== Work to do ==
Each entry below is to be duplicated verbatim.

═════ Records supplied

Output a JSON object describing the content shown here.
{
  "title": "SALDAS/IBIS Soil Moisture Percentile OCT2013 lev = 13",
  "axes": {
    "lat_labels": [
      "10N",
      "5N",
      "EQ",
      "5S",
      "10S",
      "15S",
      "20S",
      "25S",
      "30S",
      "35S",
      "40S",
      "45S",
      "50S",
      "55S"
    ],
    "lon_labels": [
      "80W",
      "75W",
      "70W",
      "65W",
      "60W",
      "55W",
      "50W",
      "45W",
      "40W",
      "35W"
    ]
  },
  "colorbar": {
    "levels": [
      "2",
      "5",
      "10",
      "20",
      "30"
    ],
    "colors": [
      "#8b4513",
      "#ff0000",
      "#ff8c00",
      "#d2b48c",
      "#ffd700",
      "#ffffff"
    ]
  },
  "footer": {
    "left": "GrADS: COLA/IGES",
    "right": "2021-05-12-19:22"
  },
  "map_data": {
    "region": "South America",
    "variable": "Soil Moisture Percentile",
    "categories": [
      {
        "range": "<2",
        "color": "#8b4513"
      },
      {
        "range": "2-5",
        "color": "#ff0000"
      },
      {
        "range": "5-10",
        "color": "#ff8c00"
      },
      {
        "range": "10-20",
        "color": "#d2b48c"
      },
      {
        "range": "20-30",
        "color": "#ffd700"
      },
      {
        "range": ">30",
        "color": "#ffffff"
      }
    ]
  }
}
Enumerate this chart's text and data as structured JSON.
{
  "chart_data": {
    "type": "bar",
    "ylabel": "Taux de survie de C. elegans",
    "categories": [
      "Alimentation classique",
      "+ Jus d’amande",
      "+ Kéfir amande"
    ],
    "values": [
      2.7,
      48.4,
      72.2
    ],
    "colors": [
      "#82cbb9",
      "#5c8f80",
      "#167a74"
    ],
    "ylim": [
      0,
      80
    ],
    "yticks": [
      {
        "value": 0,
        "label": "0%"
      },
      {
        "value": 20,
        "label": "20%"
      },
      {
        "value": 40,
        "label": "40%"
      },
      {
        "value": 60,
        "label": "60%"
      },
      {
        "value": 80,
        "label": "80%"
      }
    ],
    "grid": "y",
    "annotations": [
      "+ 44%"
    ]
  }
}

══════════

== Problem solution ==
Output a JSON object describing the content shown here.
{
  "title": "SALDAS/IBIS Soil Moisture Percentile OCT2013 lev = 13",
  "axes": {
    "lat_labels": [
      "10N",
      "5N",
      "EQ",
      "5S",
      "10S",
      "15S",
      "20S",
      "25S",
      "30S",
      "35S",
      "40S",
      "45S",
      "50S",
      "55S"
    ],
    "lon_labels": [
      "80W",
      "75W",
      "70W",
      "65W",
      "60W",
      "55W",
      "50W",
      "45W",
      "40W",
      "35W"
    ]
  },
  "colorbar": {
    "levels": [
      "2",
      "5",
      "10",
      "20",
      "30"
    ],
    "colors": [
      "#8b4513",
      "#ff0000",
      "#ff8c00",
      "#d2b48c",
      "#ffd700",
      "#ffffff"
    ]
  },
  "footer": {
    "left": "GrADS: COLA/IGES",
    "right": "2021-05-12-19:22"
  },
  "map_data": {
    "region": "South America",
    "variable": "Soil Moisture Percentile",
    "categories": [
      {
        "range": "<2",
        "color": "#8b4513"
      },
      {
        "range": "2-5",
        "color": "#ff0000"
      },
      {
        "range": "5-10",
        "color": "#ff8c00"
      },
      {
        "range": "10-20",
        "color": "#d2b48c"
      },
      {
        "range": "20-30",
        "color": "#ffd700"
      },
      {
        "range": ">30",
        "color": "#ffffff"
      }
    ]
  }
}
Enumerate this chart's text and data as structured JSON.
{
  "chart_data": {
    "type": "bar",
    "ylabel": "Taux de survie de C. elegans",
    "categories": [
      "Alimentation classique",
      "+ Jus d’amande",
      "+ Kéfir amande"
    ],
    "values": [
      2.7,
      48.4,
      72.2
    ],
    "colors": [
      "#82cbb9",
      "#5c8f80",
      "#167a74"
    ],
    "ylim": [
      0,
      80
    ],
    "yticks": [
      {
        "value": 0,
        "label": "0%"
      },
      {
        "value": 20,
        "label": "20%"
      },
      {
        "value": 40,
        "label": "40%"
      },
      {
        "value": 60,
        "label": "60%"
      },
      {
        "value": 80,
        "label": "80%"
      }
    ],
    "grid": "y",
    "annotations": [
      "+ 44%"
    ]
  }
}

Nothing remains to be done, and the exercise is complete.